_Work to complete:_ Look over the entries below. Report how many lines hold the word "footnote", and only that.

_Data shown:_
• • • • • • •
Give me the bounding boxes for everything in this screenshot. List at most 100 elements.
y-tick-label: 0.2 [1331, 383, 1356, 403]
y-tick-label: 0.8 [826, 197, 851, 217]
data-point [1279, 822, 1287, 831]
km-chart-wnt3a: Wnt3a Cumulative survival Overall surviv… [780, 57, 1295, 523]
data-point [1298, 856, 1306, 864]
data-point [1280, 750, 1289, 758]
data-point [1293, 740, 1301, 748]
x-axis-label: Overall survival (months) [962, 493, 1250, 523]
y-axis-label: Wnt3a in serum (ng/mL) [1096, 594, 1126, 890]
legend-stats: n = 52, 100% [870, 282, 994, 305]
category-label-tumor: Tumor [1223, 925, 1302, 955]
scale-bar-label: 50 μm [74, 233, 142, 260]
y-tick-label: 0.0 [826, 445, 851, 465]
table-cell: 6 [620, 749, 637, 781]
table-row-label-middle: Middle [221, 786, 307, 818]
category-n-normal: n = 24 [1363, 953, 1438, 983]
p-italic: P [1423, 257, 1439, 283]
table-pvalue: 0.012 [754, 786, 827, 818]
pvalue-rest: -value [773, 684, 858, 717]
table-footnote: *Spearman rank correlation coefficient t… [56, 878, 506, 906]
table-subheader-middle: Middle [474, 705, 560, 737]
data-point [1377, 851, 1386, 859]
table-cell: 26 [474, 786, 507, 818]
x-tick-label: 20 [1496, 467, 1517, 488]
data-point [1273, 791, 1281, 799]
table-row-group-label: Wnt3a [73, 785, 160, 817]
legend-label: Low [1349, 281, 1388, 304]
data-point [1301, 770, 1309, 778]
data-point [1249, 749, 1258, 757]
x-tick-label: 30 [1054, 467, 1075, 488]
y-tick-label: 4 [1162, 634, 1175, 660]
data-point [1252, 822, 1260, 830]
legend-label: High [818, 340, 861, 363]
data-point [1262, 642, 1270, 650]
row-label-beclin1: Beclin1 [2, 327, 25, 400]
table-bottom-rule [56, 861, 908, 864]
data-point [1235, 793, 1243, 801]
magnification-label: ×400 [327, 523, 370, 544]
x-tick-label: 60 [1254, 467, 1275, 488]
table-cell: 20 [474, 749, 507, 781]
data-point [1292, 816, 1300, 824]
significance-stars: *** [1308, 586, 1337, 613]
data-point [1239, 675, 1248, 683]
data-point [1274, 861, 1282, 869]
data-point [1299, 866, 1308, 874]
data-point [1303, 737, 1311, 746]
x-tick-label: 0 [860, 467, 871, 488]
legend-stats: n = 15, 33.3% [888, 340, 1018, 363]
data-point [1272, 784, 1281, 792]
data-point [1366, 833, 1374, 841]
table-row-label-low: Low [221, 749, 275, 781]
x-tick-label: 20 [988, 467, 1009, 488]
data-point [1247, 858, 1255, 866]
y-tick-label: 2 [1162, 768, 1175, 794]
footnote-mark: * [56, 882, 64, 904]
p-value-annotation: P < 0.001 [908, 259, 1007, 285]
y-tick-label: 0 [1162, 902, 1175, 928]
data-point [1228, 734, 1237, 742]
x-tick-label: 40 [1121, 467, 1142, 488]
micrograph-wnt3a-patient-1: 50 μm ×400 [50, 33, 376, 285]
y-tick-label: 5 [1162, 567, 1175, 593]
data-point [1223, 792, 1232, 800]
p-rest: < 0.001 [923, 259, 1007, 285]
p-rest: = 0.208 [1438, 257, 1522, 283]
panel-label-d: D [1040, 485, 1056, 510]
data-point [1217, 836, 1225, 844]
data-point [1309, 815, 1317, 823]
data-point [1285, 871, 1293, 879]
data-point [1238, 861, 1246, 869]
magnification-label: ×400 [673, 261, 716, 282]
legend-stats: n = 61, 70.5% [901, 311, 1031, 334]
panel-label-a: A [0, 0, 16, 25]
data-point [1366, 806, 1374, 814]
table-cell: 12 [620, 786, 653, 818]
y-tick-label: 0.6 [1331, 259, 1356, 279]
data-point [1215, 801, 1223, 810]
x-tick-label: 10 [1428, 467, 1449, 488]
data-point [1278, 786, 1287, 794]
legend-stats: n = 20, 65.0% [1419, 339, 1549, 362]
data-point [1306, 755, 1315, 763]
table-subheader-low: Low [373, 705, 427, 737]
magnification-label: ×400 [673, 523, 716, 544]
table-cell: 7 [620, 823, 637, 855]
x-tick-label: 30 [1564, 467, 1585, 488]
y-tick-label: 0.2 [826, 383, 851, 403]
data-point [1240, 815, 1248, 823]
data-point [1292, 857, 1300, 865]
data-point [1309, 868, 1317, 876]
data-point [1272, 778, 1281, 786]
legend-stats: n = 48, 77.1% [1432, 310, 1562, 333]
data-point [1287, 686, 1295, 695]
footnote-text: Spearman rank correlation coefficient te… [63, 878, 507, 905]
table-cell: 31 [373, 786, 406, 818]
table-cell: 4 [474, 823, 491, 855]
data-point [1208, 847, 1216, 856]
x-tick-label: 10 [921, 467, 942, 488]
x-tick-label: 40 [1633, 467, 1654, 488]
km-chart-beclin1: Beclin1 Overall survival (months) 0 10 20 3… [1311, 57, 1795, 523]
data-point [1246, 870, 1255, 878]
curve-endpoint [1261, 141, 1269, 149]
• • • • • • •
_Response for this exercise:_ 3